#### Exercise instructions:
Among the records that follow, count the lines with the string "unprocessed"; report only that count.

↓↓↓

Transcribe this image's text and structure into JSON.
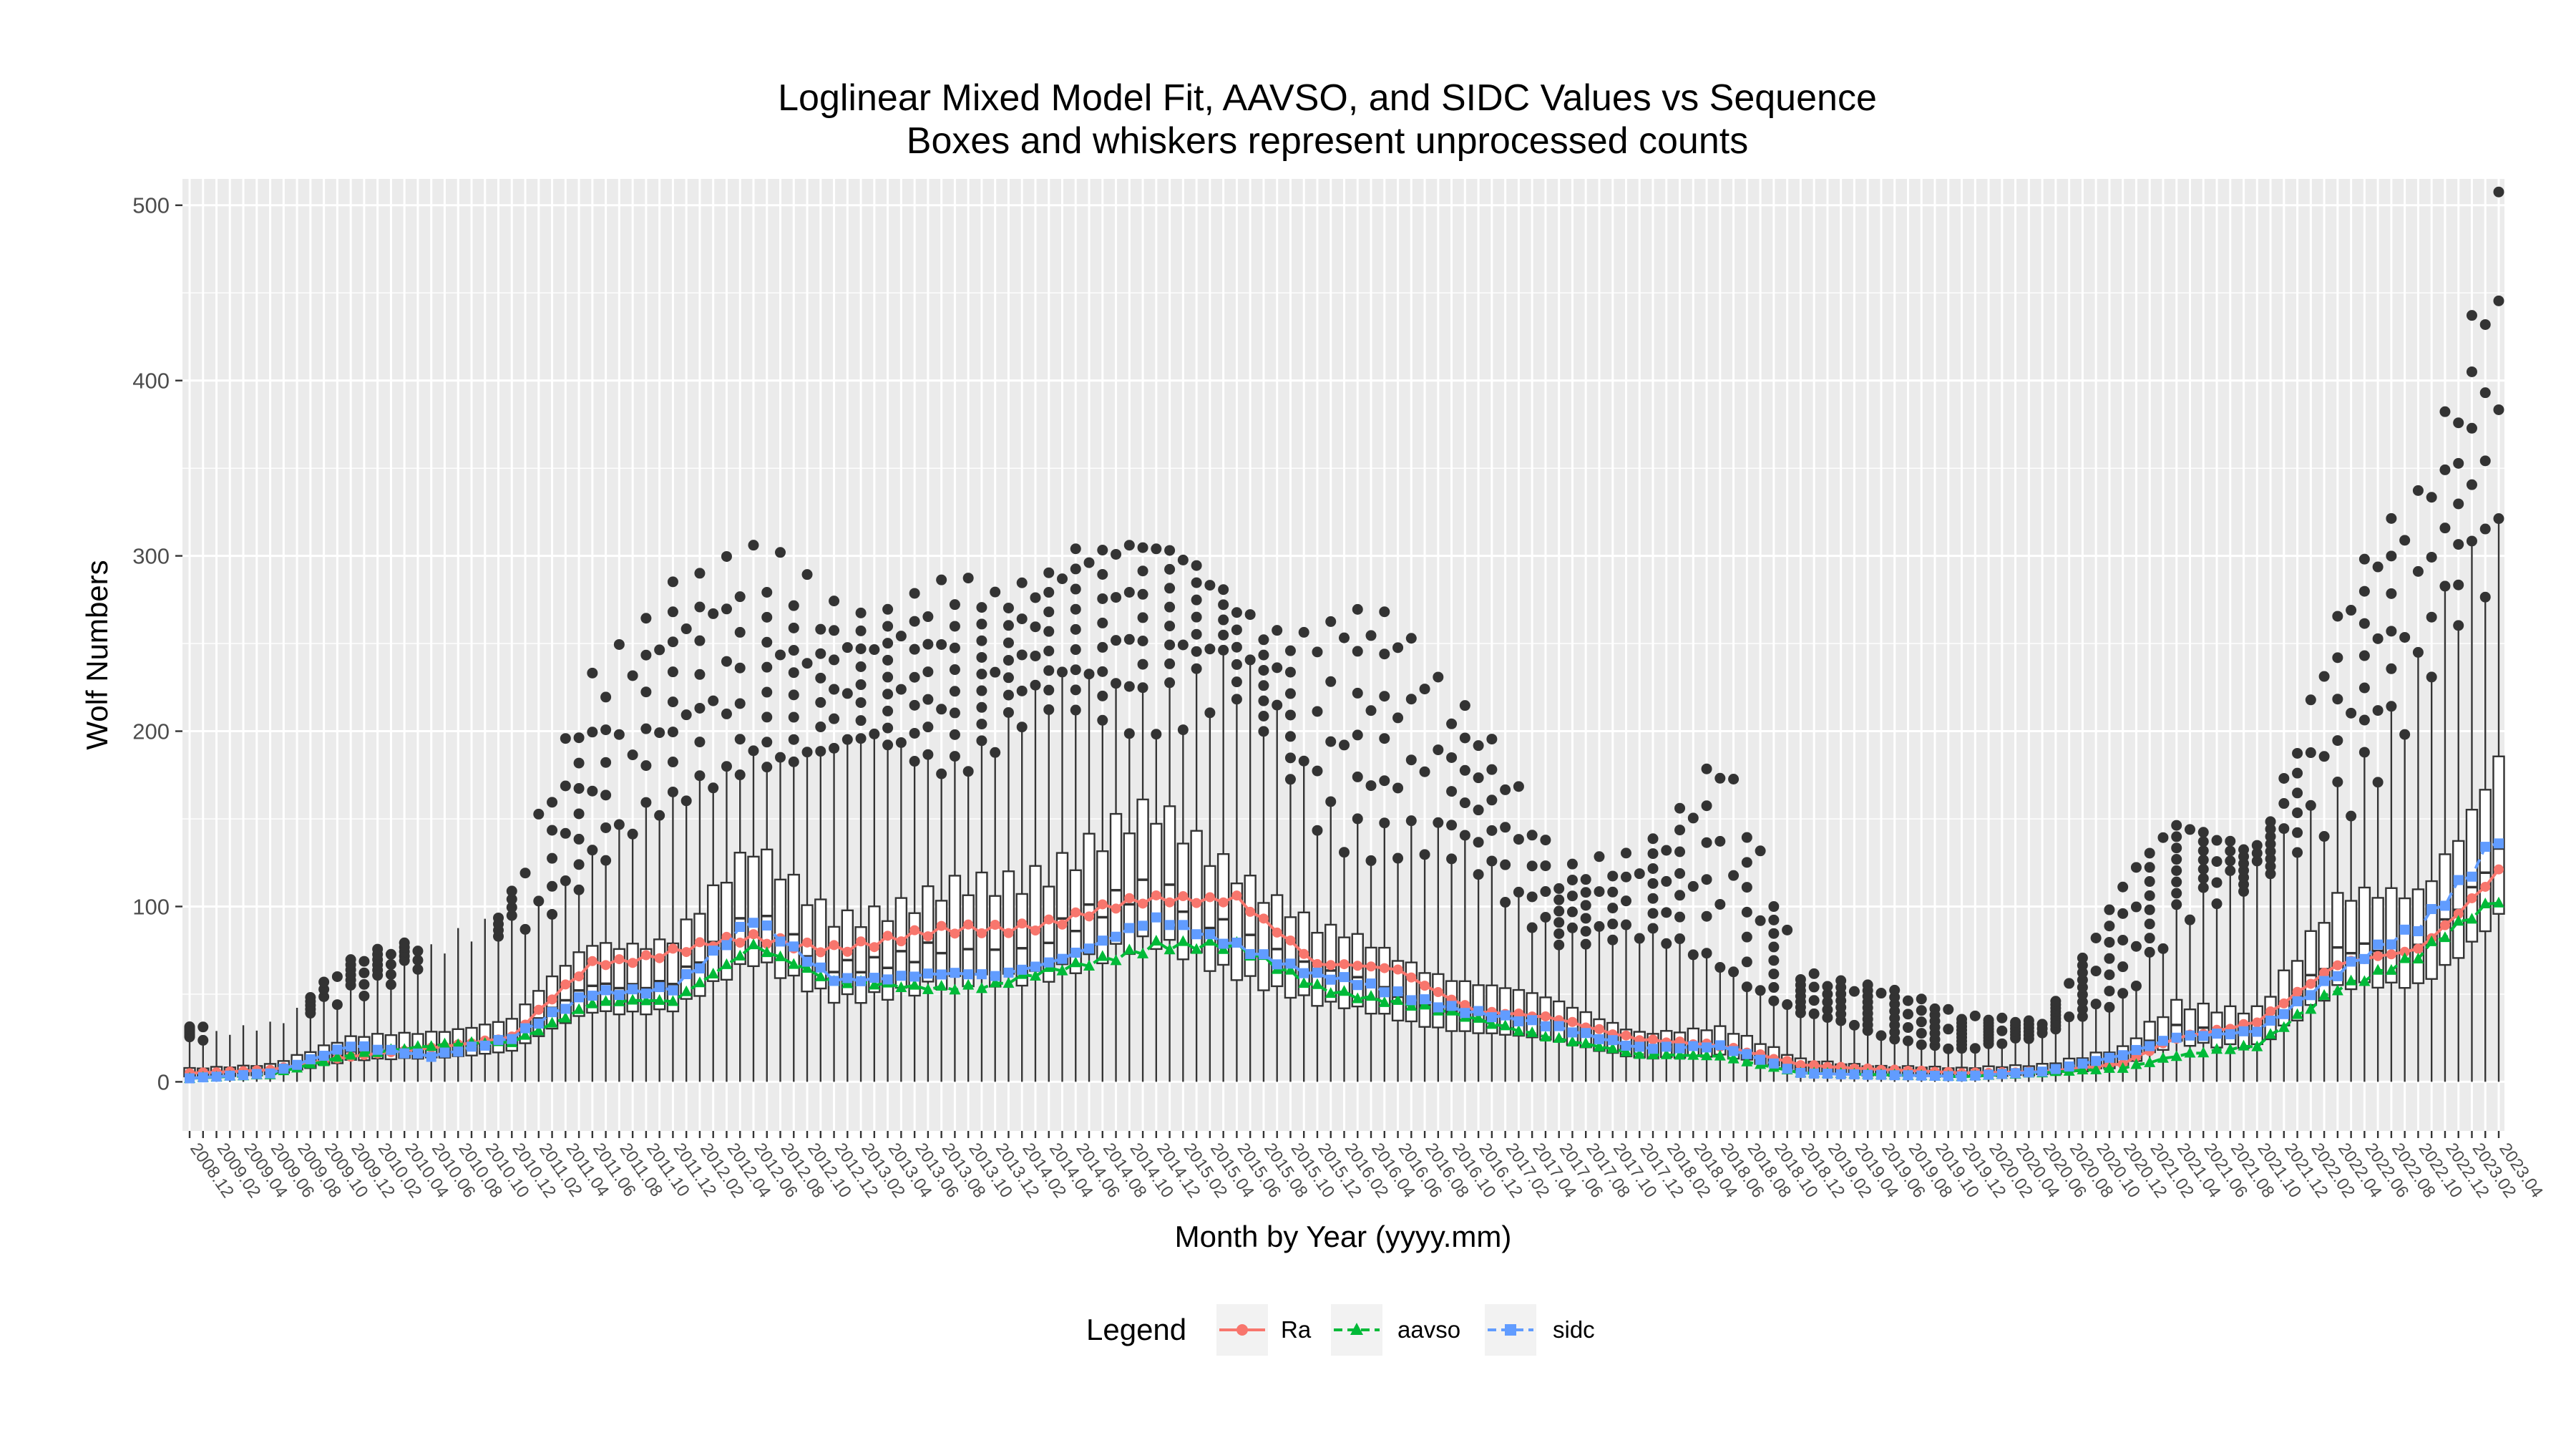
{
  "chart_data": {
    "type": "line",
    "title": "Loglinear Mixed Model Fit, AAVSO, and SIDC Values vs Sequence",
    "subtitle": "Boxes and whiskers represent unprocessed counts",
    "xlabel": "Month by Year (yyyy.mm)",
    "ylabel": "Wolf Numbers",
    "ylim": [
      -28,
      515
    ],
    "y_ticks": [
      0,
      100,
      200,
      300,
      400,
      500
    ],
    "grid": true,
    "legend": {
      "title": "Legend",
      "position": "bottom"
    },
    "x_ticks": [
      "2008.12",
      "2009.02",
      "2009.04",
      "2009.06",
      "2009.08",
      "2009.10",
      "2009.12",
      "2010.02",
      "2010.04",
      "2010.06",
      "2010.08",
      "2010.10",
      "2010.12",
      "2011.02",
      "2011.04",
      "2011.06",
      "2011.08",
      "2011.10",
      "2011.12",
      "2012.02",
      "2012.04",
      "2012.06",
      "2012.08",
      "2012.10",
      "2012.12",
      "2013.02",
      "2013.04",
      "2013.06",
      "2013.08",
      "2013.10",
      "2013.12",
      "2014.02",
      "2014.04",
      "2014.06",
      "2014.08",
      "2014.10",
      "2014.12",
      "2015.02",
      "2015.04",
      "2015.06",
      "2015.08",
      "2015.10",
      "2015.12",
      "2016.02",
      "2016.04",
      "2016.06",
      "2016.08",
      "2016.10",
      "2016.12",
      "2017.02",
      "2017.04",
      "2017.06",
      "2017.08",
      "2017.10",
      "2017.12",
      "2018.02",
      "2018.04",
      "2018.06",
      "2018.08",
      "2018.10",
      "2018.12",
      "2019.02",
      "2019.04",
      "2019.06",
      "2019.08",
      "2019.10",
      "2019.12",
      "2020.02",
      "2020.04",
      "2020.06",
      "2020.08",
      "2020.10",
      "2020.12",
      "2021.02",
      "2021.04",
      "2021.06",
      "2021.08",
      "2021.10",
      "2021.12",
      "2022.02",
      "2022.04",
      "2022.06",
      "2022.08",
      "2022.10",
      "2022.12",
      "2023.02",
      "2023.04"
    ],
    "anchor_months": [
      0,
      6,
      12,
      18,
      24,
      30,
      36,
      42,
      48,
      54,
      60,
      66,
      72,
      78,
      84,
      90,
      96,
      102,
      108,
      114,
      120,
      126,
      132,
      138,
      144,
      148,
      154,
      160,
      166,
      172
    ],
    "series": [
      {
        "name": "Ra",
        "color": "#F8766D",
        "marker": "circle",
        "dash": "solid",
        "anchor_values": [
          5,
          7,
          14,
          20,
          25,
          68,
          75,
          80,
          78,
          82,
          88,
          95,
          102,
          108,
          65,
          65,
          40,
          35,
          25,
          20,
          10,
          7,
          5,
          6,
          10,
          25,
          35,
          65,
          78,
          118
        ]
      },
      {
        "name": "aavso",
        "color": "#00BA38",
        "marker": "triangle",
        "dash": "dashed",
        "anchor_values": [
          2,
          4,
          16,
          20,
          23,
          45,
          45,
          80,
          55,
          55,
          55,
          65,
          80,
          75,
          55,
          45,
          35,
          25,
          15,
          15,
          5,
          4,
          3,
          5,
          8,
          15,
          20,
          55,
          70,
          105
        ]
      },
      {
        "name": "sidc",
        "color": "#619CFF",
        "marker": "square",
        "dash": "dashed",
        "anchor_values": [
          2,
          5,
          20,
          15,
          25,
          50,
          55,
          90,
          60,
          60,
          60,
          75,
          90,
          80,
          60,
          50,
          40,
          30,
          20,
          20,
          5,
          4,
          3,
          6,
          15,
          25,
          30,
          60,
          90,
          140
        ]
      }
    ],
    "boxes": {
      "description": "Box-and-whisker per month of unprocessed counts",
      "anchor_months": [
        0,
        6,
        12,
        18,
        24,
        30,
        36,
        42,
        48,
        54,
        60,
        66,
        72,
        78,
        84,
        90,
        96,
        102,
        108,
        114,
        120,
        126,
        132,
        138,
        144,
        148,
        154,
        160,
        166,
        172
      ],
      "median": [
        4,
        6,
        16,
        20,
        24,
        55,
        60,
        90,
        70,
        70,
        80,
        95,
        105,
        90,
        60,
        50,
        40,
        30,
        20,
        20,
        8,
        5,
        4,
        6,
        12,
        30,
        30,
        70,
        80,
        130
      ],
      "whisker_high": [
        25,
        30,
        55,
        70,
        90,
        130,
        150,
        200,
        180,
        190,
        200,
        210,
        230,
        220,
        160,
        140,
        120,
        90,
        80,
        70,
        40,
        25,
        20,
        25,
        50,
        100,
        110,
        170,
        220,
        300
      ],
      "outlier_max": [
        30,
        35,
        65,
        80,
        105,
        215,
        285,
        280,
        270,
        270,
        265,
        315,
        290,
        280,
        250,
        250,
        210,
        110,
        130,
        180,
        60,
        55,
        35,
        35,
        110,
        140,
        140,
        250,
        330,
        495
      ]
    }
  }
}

↑↑↑

#### Solution for this exercise:
2